What you are asked to do:
From the listing below, return each line that includes "MMAF".

Dataset rows about figures:
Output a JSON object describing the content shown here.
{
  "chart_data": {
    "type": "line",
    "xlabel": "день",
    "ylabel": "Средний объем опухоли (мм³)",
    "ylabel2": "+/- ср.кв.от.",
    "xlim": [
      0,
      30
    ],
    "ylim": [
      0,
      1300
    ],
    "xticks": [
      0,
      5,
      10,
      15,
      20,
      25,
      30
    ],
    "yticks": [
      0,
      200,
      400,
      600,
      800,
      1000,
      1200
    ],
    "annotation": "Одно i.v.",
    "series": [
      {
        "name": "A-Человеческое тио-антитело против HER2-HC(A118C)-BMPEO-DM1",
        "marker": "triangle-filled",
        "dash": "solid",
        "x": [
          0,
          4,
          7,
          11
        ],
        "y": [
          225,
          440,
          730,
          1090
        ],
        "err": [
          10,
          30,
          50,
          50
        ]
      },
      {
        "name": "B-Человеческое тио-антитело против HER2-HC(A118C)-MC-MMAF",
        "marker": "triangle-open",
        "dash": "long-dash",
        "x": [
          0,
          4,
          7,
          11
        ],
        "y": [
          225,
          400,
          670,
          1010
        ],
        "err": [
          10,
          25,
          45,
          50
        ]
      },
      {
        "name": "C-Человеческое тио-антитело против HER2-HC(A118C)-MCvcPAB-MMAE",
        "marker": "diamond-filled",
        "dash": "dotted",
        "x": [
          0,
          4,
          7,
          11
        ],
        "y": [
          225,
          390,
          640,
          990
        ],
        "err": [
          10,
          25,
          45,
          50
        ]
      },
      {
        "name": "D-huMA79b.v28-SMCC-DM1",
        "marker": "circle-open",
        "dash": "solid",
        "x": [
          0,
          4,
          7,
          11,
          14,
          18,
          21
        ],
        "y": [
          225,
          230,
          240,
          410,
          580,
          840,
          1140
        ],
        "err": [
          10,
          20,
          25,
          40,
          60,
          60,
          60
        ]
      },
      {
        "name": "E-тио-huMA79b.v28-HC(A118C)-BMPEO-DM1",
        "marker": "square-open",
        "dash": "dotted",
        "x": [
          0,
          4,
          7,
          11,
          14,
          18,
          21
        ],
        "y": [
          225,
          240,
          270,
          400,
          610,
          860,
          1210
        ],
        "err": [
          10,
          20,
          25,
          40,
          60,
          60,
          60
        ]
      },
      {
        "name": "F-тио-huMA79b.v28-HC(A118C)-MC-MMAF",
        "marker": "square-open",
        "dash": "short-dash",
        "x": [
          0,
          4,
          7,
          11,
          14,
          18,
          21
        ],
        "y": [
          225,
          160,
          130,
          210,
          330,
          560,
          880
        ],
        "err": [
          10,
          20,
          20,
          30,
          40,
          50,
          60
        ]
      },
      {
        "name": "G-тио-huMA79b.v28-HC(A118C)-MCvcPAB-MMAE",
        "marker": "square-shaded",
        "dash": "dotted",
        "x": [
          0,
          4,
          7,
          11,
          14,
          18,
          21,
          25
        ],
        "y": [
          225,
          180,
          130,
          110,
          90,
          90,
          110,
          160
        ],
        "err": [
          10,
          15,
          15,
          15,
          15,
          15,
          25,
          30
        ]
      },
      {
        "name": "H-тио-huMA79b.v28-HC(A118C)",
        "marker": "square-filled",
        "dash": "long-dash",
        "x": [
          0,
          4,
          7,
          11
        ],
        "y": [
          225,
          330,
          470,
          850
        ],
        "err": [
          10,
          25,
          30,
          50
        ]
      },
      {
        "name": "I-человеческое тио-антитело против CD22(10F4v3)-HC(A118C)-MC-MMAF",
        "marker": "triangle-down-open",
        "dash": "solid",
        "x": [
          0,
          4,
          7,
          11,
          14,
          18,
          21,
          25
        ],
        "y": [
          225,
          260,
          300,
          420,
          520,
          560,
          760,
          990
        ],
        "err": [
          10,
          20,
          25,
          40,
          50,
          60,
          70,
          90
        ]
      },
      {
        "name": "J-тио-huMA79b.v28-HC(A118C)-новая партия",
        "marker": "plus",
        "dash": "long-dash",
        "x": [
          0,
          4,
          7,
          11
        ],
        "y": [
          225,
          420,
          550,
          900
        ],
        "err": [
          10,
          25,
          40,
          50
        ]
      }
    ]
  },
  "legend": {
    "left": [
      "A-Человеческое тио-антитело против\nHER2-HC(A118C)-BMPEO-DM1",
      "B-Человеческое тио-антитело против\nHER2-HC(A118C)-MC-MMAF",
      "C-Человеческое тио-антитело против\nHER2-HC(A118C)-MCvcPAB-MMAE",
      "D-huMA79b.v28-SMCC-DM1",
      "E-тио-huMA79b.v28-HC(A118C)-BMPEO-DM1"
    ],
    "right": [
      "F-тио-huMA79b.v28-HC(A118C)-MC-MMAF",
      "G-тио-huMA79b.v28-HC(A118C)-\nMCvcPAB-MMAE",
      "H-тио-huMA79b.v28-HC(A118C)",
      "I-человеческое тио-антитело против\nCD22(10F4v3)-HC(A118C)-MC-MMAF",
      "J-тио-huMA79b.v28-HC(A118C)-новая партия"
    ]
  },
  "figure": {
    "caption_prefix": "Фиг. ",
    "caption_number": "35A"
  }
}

Task solution:
        "name": "B-Человеческое тио-антитело против HER2-HC(A118C)-MC-MMAF",
        "name": "F-тио-huMA79b.v28-HC(A118C)-MC-MMAF",
        "name": "I-человеческое тио-антитело против CD22(10F4v3)-HC(A118C)-MC-MMAF",
      "B-Человеческое тио-антитело против\nHER2-HC(A118C)-MC-MMAF",
      "F-тио-huMA79b.v28-HC(A118C)-MC-MMAF",
      "I-человеческое тио-антитело против\nCD22(10F4v3)-HC(A118C)-MC-MMAF",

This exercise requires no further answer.